[BEGIN EXTRACTED RECORDS]

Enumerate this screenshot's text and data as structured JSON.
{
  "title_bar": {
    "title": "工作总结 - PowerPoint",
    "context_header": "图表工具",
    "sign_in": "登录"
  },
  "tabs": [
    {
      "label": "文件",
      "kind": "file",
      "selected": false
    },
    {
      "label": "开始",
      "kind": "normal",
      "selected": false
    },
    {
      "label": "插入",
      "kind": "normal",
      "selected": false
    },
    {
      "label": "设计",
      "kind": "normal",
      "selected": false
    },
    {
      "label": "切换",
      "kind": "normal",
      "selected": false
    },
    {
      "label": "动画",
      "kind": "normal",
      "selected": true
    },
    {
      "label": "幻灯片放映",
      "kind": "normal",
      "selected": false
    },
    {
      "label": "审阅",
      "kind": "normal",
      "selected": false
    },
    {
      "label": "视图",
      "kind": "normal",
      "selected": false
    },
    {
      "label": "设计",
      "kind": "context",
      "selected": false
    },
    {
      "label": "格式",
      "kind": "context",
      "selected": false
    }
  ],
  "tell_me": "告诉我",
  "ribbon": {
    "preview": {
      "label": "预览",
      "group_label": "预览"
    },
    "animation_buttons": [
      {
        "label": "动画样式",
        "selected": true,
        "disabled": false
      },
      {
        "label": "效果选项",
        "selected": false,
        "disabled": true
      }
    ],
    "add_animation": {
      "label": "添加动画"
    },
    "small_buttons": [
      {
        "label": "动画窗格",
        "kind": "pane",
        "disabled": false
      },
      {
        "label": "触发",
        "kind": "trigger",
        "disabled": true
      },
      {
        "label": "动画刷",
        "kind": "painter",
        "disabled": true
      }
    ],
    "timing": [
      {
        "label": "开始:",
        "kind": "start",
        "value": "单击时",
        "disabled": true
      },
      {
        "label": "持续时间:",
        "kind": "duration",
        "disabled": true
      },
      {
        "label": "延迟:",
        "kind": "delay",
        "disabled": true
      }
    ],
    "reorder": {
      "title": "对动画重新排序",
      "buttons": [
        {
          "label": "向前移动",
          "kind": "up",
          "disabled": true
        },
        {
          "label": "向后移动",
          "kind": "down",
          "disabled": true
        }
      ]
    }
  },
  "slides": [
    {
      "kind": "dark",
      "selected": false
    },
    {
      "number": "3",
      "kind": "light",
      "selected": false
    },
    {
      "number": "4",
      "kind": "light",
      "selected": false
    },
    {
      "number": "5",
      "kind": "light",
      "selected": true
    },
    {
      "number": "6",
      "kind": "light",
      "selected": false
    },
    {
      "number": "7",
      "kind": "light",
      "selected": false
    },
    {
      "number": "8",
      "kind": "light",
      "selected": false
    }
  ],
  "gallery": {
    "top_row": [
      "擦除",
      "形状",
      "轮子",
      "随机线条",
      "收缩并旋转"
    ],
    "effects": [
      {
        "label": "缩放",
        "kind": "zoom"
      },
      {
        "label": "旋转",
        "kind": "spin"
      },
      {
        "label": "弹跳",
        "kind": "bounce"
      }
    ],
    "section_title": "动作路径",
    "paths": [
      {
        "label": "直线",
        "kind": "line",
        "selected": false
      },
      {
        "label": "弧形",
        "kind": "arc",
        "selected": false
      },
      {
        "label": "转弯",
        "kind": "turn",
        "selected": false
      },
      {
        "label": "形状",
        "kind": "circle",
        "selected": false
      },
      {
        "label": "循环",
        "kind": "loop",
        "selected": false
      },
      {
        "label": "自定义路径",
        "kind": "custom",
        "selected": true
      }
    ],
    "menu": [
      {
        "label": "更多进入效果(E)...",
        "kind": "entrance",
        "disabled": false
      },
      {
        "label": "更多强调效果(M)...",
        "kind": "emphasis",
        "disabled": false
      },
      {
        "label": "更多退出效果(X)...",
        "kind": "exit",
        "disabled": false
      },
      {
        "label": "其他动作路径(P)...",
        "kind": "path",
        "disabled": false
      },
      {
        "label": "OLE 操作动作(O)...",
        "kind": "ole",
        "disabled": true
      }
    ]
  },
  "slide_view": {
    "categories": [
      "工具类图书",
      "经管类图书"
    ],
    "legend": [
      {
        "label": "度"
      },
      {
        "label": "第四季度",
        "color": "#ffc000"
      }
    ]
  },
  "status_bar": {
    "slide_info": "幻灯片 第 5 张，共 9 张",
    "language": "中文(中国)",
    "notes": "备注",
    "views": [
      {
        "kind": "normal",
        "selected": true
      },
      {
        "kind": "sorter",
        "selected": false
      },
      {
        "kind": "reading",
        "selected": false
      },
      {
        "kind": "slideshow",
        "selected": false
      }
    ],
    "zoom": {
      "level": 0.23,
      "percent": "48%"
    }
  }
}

[END EXTRACTED RECORDS]

§ **STATED EXERCISE**
Copy out each line exactly as written.

§ **RESULT OF THE TASK**
Enumerate this screenshot's text and data as structured JSON.
{
  "title_bar": {
    "title": "工作总结 - PowerPoint",
    "context_header": "图表工具",
    "sign_in": "登录"
  },
  "tabs": [
    {
      "label": "文件",
      "kind": "file",
      "selected": false
    },
    {
      "label": "开始",
      "kind": "normal",
      "selected": false
    },
    {
      "label": "插入",
      "kind": "normal",
      "selected": false
    },
    {
      "label": "设计",
      "kind": "normal",
      "selected": false
    },
    {
      "label": "切换",
      "kind": "normal",
      "selected": false
    },
    {
      "label": "动画",
      "kind": "normal",
      "selected": true
    },
    {
      "label": "幻灯片放映",
      "kind": "normal",
      "selected": false
    },
    {
      "label": "审阅",
      "kind": "normal",
      "selected": false
    },
    {
      "label": "视图",
      "kind": "normal",
      "selected": false
    },
    {
      "label": "设计",
      "kind": "context",
      "selected": false
    },
    {
      "label": "格式",
      "kind": "context",
      "selected": false
    }
  ],
  "tell_me": "告诉我",
  "ribbon": {
    "preview": {
      "label": "预览",
      "group_label": "预览"
    },
    "animation_buttons": [
      {
        "label": "动画样式",
        "selected": true,
        "disabled": false
      },
      {
        "label": "效果选项",
        "selected": false,
        "disabled": true
      }
    ],
    "add_animation": {
      "label": "添加动画"
    },
    "small_buttons": [
      {
        "label": "动画窗格",
        "kind": "pane",
        "disabled": false
      },
      {
        "label": "触发",
        "kind": "trigger",
        "disabled": true
      },
      {
        "label": "动画刷",
        "kind": "painter",
        "disabled": true
      }
    ],
    "timing": [
      {
        "label": "开始:",
        "kind": "start",
        "value": "单击时",
        "disabled": true
      },
      {
        "label": "持续时间:",
        "kind": "duration",
        "disabled": true
      },
      {
        "label": "延迟:",
        "kind": "delay",
        "disabled": true
      }
    ],
    "reorder": {
      "title": "对动画重新排序",
      "buttons": [
        {
          "label": "向前移动",
          "kind": "up",
          "disabled": true
        },
        {
          "label": "向后移动",
          "kind": "down",
          "disabled": true
        }
      ]
    }
  },
  "slides": [
    {
      "kind": "dark",
      "selected": false
    },
    {
      "number": "3",
      "kind": "light",
      "selected": false
    },
    {
      "number": "4",
      "kind": "light",
      "selected": false
    },
    {
      "number": "5",
      "kind": "light",
      "selected": true
    },
    {
      "number": "6",
      "kind": "light",
      "selected": false
    },
    {
      "number": "7",
      "kind": "light",
      "selected": false
    },
    {
      "number": "8",
      "kind": "light",
      "selected": false
    }
  ],
  "gallery": {
    "top_row": [
      "擦除",
      "形状",
      "轮子",
      "随机线条",
      "收缩并旋转"
    ],
    "effects": [
      {
        "label": "缩放",
        "kind": "zoom"
      },
      {
        "label": "旋转",
        "kind": "spin"
      },
      {
        "label": "弹跳",
        "kind": "bounce"
      }
    ],
    "section_title": "动作路径",
    "paths": [
      {
        "label": "直线",
        "kind": "line",
        "selected": false
      },
      {
        "label": "弧形",
        "kind": "arc",
        "selected": false
      },
      {
        "label": "转弯",
        "kind": "turn",
        "selected": false
      },
      {
        "label": "形状",
        "kind": "circle",
        "selected": false
      },
      {
        "label": "循环",
        "kind": "loop",
        "selected": false
      },
      {
        "label": "自定义路径",
        "kind": "custom",
        "selected": true
      }
    ],
    "menu": [
      {
        "label": "更多进入效果(E)...",
        "kind": "entrance",
        "disabled": false
      },
      {
        "label": "更多强调效果(M)...",
        "kind": "emphasis",
        "disabled": false
      },
      {
        "label": "更多退出效果(X)...",
        "kind": "exit",
        "disabled": false
      },
      {
        "label": "其他动作路径(P)...",
        "kind": "path",
        "disabled": false
      },
      {
        "label": "OLE 操作动作(O)...",
        "kind": "ole",
        "disabled": true
      }
    ]
  },
  "slide_view": {
    "categories": [
      "工具类图书",
      "经管类图书"
    ],
    "legend": [
      {
        "label": "度"
      },
      {
        "label": "第四季度",
        "color": "#ffc000"
      }
    ]
  },
  "status_bar": {
    "slide_info": "幻灯片 第 5 张，共 9 张",
    "language": "中文(中国)",
    "notes": "备注",
    "views": [
      {
        "kind": "normal",
        "selected": true
      },
      {
        "kind": "sorter",
        "selected": false
      },
      {
        "kind": "reading",
        "selected": false
      },
      {
        "kind": "slideshow",
        "selected": false
      }
    ],
    "zoom": {
      "level": 0.23,
      "percent": "48%"
    }
  }
}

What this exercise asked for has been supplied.